GOAL =
In the data, extract each line that holds the string "Google".

GIVEN RECORDS =
## start
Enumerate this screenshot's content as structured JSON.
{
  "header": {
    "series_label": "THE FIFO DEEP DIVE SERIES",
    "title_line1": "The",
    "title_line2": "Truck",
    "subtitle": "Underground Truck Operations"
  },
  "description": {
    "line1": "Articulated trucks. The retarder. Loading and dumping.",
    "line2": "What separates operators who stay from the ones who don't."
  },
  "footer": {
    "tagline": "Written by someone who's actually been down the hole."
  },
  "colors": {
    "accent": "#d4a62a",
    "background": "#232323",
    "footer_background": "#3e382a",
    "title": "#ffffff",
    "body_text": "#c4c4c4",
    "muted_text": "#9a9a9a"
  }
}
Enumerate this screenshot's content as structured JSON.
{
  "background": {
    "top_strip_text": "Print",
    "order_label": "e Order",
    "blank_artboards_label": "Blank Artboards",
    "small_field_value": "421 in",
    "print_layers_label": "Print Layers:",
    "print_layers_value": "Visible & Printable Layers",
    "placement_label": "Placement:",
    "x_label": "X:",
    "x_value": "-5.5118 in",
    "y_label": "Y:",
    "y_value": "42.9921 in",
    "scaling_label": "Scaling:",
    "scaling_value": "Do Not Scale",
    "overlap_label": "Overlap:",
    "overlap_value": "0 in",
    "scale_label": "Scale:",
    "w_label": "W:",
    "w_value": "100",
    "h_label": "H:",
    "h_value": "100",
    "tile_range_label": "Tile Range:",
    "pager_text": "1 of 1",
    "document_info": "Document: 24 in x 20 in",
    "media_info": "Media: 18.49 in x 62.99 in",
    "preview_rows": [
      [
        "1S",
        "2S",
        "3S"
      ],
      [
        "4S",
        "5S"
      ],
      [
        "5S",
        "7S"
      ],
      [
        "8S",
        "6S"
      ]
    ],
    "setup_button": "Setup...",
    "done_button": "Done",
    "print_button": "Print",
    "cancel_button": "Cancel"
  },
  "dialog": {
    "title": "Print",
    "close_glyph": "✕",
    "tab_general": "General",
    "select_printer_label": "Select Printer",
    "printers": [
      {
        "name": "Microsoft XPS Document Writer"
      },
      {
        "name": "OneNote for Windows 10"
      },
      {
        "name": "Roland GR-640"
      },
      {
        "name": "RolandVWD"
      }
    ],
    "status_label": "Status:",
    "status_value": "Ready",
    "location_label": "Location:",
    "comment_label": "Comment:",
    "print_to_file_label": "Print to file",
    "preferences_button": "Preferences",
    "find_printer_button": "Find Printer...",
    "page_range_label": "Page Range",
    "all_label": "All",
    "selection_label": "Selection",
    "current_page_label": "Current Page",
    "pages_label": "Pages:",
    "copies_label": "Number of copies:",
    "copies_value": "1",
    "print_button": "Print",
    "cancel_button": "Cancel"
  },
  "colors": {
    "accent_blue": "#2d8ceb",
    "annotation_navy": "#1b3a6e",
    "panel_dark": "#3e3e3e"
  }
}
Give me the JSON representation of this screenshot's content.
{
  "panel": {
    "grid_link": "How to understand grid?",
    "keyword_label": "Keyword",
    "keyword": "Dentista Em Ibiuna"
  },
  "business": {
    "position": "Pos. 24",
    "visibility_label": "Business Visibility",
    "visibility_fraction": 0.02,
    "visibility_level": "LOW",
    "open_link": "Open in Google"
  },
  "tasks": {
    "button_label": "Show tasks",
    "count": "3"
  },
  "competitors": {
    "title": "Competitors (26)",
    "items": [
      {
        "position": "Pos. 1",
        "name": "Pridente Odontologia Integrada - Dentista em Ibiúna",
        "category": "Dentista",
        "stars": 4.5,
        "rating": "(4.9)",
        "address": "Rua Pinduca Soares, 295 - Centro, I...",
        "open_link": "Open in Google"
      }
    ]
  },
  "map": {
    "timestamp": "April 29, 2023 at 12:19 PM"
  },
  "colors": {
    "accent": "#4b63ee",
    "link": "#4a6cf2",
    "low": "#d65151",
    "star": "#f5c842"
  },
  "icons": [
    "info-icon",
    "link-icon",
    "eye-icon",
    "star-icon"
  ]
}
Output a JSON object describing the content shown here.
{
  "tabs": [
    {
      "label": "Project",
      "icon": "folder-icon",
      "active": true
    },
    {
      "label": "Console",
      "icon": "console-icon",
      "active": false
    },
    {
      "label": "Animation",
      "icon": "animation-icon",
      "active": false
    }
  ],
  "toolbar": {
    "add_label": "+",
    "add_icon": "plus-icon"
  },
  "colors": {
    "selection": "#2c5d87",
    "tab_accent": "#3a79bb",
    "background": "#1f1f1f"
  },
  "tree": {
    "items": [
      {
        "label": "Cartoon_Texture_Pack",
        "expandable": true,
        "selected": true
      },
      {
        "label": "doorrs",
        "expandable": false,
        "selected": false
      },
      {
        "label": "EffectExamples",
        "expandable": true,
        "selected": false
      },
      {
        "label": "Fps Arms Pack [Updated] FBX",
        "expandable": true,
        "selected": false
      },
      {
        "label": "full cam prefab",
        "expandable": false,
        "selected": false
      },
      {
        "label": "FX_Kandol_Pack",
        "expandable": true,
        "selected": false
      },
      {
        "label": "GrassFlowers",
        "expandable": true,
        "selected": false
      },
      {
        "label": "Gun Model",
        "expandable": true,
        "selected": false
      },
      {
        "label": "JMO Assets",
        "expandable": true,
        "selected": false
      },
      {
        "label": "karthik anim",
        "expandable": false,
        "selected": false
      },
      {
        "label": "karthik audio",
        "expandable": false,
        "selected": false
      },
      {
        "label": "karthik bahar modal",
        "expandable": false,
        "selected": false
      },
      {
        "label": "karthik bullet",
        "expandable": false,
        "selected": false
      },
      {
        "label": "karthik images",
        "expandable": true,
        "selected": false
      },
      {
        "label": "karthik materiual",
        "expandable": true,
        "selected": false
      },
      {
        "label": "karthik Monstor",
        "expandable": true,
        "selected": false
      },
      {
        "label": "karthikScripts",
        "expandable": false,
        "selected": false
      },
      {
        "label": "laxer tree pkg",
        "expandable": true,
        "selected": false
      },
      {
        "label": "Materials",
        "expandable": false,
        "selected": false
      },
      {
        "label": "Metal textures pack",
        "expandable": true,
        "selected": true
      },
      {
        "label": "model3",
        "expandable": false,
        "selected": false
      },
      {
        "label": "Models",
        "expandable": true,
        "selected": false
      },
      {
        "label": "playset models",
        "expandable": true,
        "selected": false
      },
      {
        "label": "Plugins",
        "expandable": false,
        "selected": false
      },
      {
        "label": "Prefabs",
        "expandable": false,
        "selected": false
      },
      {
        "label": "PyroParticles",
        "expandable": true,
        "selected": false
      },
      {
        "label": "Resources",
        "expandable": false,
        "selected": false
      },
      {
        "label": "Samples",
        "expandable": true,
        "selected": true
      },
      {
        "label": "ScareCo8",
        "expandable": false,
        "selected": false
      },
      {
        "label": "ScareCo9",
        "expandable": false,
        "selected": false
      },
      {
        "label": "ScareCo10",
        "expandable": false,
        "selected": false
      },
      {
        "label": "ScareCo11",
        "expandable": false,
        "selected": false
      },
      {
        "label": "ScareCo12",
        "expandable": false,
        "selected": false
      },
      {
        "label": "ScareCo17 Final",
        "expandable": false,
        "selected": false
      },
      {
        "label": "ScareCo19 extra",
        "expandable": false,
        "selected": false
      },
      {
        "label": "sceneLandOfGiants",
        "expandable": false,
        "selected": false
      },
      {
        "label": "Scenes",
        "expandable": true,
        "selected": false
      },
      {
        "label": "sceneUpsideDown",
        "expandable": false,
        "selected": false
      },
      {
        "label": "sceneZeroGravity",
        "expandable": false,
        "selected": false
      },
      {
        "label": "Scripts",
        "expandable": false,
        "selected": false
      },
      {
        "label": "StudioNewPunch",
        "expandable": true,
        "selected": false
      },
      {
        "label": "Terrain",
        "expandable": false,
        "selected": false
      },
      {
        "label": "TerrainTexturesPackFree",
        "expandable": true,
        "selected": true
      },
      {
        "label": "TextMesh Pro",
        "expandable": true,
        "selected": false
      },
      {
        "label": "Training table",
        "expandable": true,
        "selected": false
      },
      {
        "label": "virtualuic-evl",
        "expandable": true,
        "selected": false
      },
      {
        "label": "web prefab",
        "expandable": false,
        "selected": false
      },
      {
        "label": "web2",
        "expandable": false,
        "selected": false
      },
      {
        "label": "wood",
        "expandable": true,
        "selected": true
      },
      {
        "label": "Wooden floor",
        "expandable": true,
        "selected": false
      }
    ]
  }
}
## end
FULL OUTPUT =
    "open_link": "Open in Google"
        "open_link": "Open in Google"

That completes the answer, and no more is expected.